• Extracted material
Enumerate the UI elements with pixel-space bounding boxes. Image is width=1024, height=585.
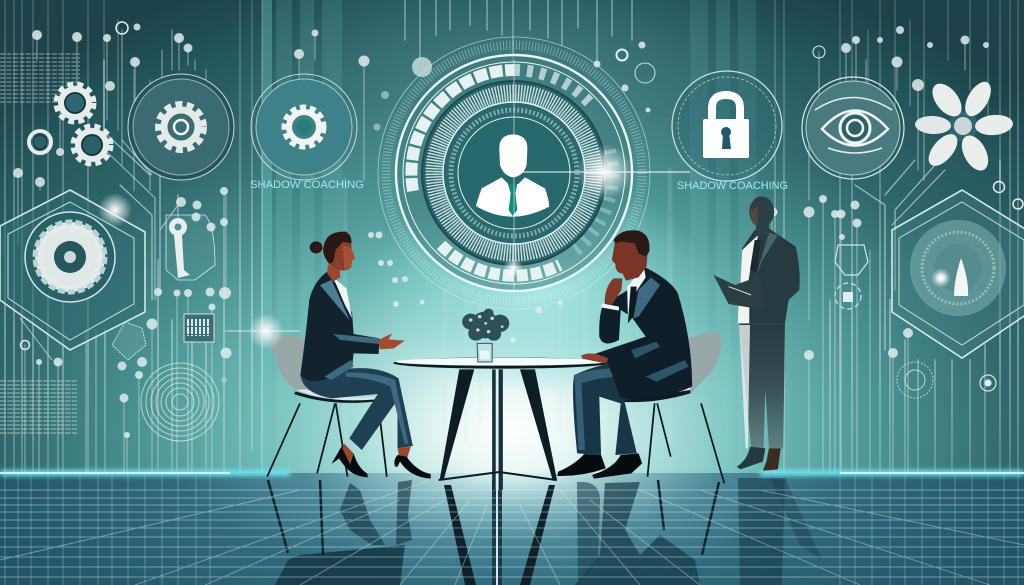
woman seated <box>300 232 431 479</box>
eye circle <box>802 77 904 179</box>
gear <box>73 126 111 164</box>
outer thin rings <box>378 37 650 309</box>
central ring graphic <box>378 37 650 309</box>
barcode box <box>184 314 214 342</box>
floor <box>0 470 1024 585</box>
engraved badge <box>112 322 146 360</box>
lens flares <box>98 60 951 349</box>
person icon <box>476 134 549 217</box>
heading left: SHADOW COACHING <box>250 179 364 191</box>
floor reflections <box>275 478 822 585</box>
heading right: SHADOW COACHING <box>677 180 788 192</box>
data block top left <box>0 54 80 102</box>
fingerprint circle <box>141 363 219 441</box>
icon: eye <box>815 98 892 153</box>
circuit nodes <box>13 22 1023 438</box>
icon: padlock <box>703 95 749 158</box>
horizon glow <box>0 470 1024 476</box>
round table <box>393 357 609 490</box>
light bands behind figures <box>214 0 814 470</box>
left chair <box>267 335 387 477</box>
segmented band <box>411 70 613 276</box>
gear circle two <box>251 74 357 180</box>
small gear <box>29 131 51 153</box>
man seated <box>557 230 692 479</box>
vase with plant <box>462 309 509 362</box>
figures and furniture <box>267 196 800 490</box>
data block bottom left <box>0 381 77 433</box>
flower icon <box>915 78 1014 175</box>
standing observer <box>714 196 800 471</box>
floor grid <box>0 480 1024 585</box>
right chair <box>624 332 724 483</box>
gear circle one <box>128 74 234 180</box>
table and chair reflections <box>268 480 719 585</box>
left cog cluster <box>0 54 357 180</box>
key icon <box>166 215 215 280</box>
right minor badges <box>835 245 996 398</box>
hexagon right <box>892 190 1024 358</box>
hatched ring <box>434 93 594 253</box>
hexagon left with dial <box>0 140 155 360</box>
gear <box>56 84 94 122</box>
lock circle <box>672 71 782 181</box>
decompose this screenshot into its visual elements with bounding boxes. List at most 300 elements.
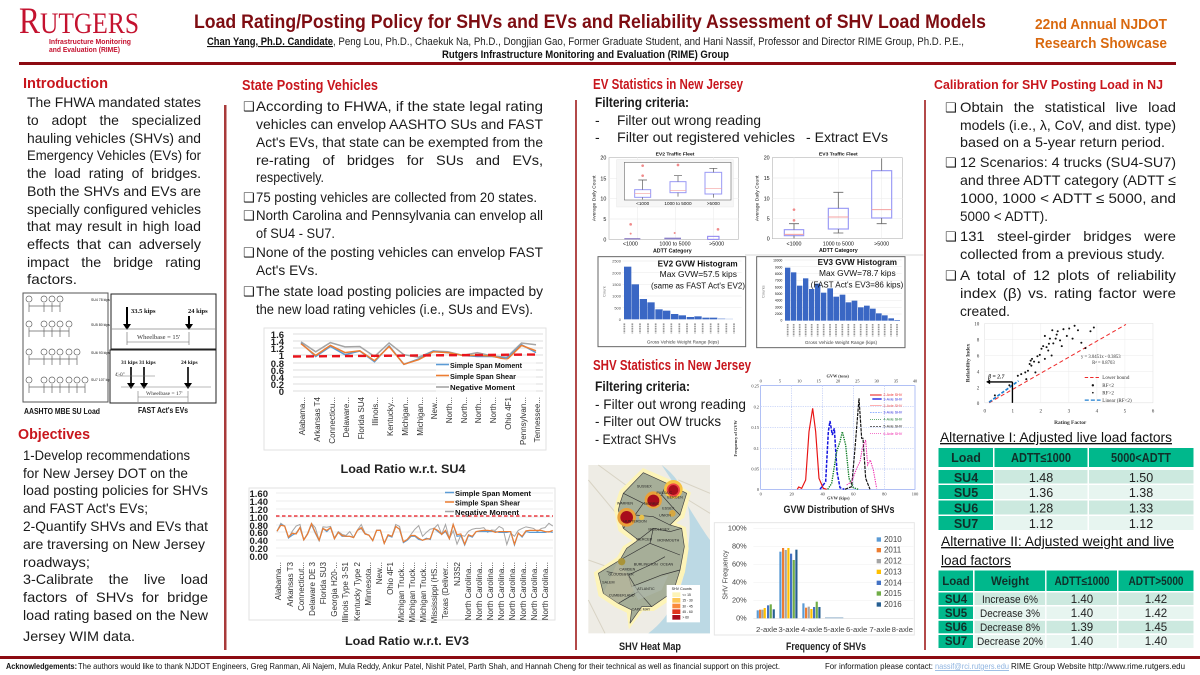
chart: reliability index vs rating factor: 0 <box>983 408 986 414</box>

• Work to do
Format the lines above as a JSON list of strings, one string per line, with blank lines and the pictures left out.

• Reply
[
  "Enumerate the UI elements with pixel-space bounding boxes. Image is width=1024, height=585.",
  "woman seated <box>300 232 431 479</box>",
  "eye circle <box>802 77 904 179</box>",
  "gear <box>73 126 111 164</box>",
  "outer thin rings <box>378 37 650 309</box>",
  "central ring graphic <box>378 37 650 309</box>",
  "barcode box <box>184 314 214 342</box>",
  "floor <box>0 470 1024 585</box>",
  "engraved badge <box>112 322 146 360</box>",
  "lens flares <box>98 60 951 349</box>",
  "person icon <box>476 134 549 217</box>",
  "heading left: SHADOW COACHING <box>250 179 364 191</box>",
  "floor reflections <box>275 478 822 585</box>",
  "heading right: SHADOW COACHING <box>677 180 788 192</box>",
  "data block top left <box>0 54 80 102</box>",
  "fingerprint circle <box>141 363 219 441</box>",
  "icon: eye <box>815 98 892 153</box>",
  "circuit nodes <box>13 22 1023 438</box>",
  "icon: padlock <box>703 95 749 158</box>",
  "horizon glow <box>0 470 1024 476</box>",
  "round table <box>393 357 609 490</box>",
  "light bands behind figures <box>214 0 814 470</box>",
  "left chair <box>267 335 387 477</box>",
  "segmented band <box>411 70 613 276</box>",
  "gear circle two <box>251 74 357 180</box>",
  "small gear <box>29 131 51 153</box>",
  "man seated <box>557 230 692 479</box>",
  "vase with plant <box>462 309 509 362</box>",
  "figures and furniture <box>267 196 800 490</box>",
  "data block bottom left <box>0 381 77 433</box>",
  "flower icon <box>915 78 1014 175</box>",
  "standing observer <box>714 196 800 471</box>",
  "floor grid <box>0 480 1024 585</box>",
  "right chair <box>624 332 724 483</box>",
  "gear circle one <box>128 74 234 180</box>",
  "table and chair reflections <box>268 480 719 585</box>",
  "left cog cluster <box>0 54 357 180</box>",
  "key icon <box>166 215 215 280</box>",
  "right minor badges <box>835 245 996 398</box>",
  "hexagon right <box>892 190 1024 358</box>",
  "hatched ring <box>434 93 594 253</box>",
  "hexagon left with dial <box>0 140 155 360</box>",
  "gear <box>56 84 94 122</box>",
  "lock circle <box>672 71 782 181</box>",
  "decompose this screenshot into its visual elements with bounding boxes. List at most 300 elements.",
  "chart: reliability index vs rating factor: 0 <box>983 408 986 414</box>"
]